▶ Brief: What follows is a listing; restate every line of it word for word.

************

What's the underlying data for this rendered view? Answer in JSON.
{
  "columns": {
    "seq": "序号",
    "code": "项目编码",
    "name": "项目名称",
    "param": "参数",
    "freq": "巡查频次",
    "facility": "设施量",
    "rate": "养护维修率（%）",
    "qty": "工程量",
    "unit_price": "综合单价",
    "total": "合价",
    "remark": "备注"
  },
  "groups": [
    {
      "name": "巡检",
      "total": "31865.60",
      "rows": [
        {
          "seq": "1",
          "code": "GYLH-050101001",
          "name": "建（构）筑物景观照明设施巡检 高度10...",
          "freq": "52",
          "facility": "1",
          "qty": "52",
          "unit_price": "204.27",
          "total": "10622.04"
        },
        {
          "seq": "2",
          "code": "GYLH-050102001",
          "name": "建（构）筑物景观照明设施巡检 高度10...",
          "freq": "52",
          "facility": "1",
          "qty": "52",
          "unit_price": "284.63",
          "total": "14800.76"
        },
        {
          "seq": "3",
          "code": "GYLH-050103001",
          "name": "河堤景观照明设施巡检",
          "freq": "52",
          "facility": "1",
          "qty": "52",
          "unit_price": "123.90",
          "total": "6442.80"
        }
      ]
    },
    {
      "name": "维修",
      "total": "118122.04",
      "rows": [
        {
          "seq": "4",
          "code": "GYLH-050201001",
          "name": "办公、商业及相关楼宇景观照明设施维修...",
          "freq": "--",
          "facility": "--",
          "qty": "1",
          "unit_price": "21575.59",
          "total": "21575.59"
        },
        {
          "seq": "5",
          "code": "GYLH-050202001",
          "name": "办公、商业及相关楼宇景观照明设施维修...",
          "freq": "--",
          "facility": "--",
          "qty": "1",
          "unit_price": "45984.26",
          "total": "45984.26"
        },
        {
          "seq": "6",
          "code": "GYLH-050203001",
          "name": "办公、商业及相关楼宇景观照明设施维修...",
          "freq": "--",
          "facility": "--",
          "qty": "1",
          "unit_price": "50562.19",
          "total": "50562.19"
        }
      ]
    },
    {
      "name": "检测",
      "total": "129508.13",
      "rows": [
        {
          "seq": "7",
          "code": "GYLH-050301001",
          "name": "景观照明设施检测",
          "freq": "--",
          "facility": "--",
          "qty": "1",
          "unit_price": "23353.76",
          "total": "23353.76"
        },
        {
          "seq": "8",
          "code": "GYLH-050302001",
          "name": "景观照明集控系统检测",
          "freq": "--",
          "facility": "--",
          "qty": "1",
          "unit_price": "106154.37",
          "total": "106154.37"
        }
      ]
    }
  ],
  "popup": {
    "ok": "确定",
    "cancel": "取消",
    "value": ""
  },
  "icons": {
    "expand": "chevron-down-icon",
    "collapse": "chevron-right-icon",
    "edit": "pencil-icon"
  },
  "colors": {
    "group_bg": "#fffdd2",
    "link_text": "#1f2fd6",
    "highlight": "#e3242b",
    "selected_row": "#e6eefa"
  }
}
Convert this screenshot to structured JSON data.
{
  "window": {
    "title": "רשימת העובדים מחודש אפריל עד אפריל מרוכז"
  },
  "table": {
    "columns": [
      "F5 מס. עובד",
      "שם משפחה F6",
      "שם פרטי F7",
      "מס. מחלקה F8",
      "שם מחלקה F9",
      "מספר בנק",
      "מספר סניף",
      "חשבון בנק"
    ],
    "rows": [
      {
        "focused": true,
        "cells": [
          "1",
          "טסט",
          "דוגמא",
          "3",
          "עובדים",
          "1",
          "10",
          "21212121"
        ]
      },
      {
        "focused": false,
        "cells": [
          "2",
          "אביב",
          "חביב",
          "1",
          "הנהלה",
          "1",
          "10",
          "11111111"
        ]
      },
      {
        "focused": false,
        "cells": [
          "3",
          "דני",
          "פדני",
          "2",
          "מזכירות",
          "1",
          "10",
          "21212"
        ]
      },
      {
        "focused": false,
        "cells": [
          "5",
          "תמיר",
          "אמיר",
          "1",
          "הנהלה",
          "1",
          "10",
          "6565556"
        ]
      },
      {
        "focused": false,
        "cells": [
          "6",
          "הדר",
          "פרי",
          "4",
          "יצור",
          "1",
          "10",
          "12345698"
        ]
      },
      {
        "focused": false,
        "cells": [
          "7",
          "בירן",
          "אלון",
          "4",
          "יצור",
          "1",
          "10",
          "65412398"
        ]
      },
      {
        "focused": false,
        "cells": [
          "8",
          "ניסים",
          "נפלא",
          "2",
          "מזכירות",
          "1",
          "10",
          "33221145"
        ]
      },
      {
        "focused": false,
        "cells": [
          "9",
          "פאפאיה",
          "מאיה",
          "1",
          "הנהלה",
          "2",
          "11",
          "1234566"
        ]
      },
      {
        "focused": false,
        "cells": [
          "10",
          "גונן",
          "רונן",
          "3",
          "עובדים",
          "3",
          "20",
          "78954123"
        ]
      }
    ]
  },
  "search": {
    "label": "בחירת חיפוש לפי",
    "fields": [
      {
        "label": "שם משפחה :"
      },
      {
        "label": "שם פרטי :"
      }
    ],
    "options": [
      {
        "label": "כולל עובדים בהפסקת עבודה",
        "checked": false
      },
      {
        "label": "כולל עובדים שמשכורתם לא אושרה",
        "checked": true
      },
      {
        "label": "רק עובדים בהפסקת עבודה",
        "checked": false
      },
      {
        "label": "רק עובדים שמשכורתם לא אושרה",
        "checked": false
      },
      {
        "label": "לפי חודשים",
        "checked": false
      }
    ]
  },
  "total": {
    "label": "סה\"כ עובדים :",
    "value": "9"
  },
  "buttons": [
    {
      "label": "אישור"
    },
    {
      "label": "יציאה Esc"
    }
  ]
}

************

▶ Correct result:
What's the underlying data for this rendered view? Answer in JSON.
{
  "columns": {
    "seq": "序号",
    "code": "项目编码",
    "name": "项目名称",
    "param": "参数",
    "freq": "巡查频次",
    "facility": "设施量",
    "rate": "养护维修率（%）",
    "qty": "工程量",
    "unit_price": "综合单价",
    "total": "合价",
    "remark": "备注"
  },
  "groups": [
    {
      "name": "巡检",
      "total": "31865.60",
      "rows": [
        {
          "seq": "1",
          "code": "GYLH-050101001",
          "name": "建（构）筑物景观照明设施巡检 高度10...",
          "freq": "52",
          "facility": "1",
          "qty": "52",
          "unit_price": "204.27",
          "total": "10622.04"
        },
        {
          "seq": "2",
          "code": "GYLH-050102001",
          "name": "建（构）筑物景观照明设施巡检 高度10...",
          "freq": "52",
          "facility": "1",
          "qty": "52",
          "unit_price": "284.63",
          "total": "14800.76"
        },
        {
          "seq": "3",
          "code": "GYLH-050103001",
          "name": "河堤景观照明设施巡检",
          "freq": "52",
          "facility": "1",
          "qty": "52",
          "unit_price": "123.90",
          "total": "6442.80"
        }
      ]
    },
    {
      "name": "维修",
      "total": "118122.04",
      "rows": [
        {
          "seq": "4",
          "code": "GYLH-050201001",
          "name": "办公、商业及相关楼宇景观照明设施维修...",
          "freq": "--",
          "facility": "--",
          "qty": "1",
          "unit_price": "21575.59",
          "total": "21575.59"
        },
        {
          "seq": "5",
          "code": "GYLH-050202001",
          "name": "办公、商业及相关楼宇景观照明设施维修...",
          "freq": "--",
          "facility": "--",
          "qty": "1",
          "unit_price": "45984.26",
          "total": "45984.26"
        },
        {
          "seq": "6",
          "code": "GYLH-050203001",
          "name": "办公、商业及相关楼宇景观照明设施维修...",
          "freq": "--",
          "facility": "--",
          "qty": "1",
          "unit_price": "50562.19",
          "total": "50562.19"
        }
      ]
    },
    {
      "name": "检测",
      "total": "129508.13",
      "rows": [
        {
          "seq": "7",
          "code": "GYLH-050301001",
          "name": "景观照明设施检测",
          "freq": "--",
          "facility": "--",
          "qty": "1",
          "unit_price": "23353.76",
          "total": "23353.76"
        },
        {
          "seq": "8",
          "code": "GYLH-050302001",
          "name": "景观照明集控系统检测",
          "freq": "--",
          "facility": "--",
          "qty": "1",
          "unit_price": "106154.37",
          "total": "106154.37"
        }
      ]
    }
  ],
  "popup": {
    "ok": "确定",
    "cancel": "取消",
    "value": ""
  },
  "icons": {
    "expand": "chevron-down-icon",
    "collapse": "chevron-right-icon",
    "edit": "pencil-icon"
  },
  "colors": {
    "group_bg": "#fffdd2",
    "link_text": "#1f2fd6",
    "highlight": "#e3242b",
    "selected_row": "#e6eefa"
  }
}
Convert this screenshot to structured JSON data.
{
  "window": {
    "title": "רשימת העובדים מחודש אפריל עד אפריל מרוכז"
  },
  "table": {
    "columns": [
      "F5 מס. עובד",
      "שם משפחה F6",
      "שם פרטי F7",
      "מס. מחלקה F8",
      "שם מחלקה F9",
      "מספר בנק",
      "מספר סניף",
      "חשבון בנק"
    ],
    "rows": [
      {
        "focused": true,
        "cells": [
          "1",
          "טסט",
          "דוגמא",
          "3",
          "עובדים",
          "1",
          "10",
          "21212121"
        ]
      },
      {
        "focused": false,
        "cells": [
          "2",
          "אביב",
          "חביב",
          "1",
          "הנהלה",
          "1",
          "10",
          "11111111"
        ]
      },
      {
        "focused": false,
        "cells": [
          "3",
          "דני",
          "פדני",
          "2",
          "מזכירות",
          "1",
          "10",
          "21212"
        ]
      },
      {
        "focused": false,
        "cells": [
          "5",
          "תמיר",
          "אמיר",
          "1",
          "הנהלה",
          "1",
          "10",
          "6565556"
        ]
      },
      {
        "focused": false,
        "cells": [
          "6",
          "הדר",
          "פרי",
          "4",
          "יצור",
          "1",
          "10",
          "12345698"
        ]
      },
      {
        "focused": false,
        "cells": [
          "7",
          "בירן",
          "אלון",
          "4",
          "יצור",
          "1",
          "10",
          "65412398"
        ]
      },
      {
        "focused": false,
        "cells": [
          "8",
          "ניסים",
          "נפלא",
          "2",
          "מזכירות",
          "1",
          "10",
          "33221145"
        ]
      },
      {
        "focused": false,
        "cells": [
          "9",
          "פאפאיה",
          "מאיה",
          "1",
          "הנהלה",
          "2",
          "11",
          "1234566"
        ]
      },
      {
        "focused": false,
        "cells": [
          "10",
          "גונן",
          "רונן",
          "3",
          "עובדים",
          "3",
          "20",
          "78954123"
        ]
      }
    ]
  },
  "search": {
    "label": "בחירת חיפוש לפי",
    "fields": [
      {
        "label": "שם משפחה :"
      },
      {
        "label": "שם פרטי :"
      }
    ],
    "options": [
      {
        "label": "כולל עובדים בהפסקת עבודה",
        "checked": false
      },
      {
        "label": "כולל עובדים שמשכורתם לא אושרה",
        "checked": true
      },
      {
        "label": "רק עובדים בהפסקת עבודה",
        "checked": false
      },
      {
        "label": "רק עובדים שמשכורתם לא אושרה",
        "checked": false
      },
      {
        "label": "לפי חודשים",
        "checked": false
      }
    ]
  },
  "total": {
    "label": "סה\"כ עובדים :",
    "value": "9"
  },
  "buttons": [
    {
      "label": "אישור"
    },
    {
      "label": "יציאה Esc"
    }
  ]
}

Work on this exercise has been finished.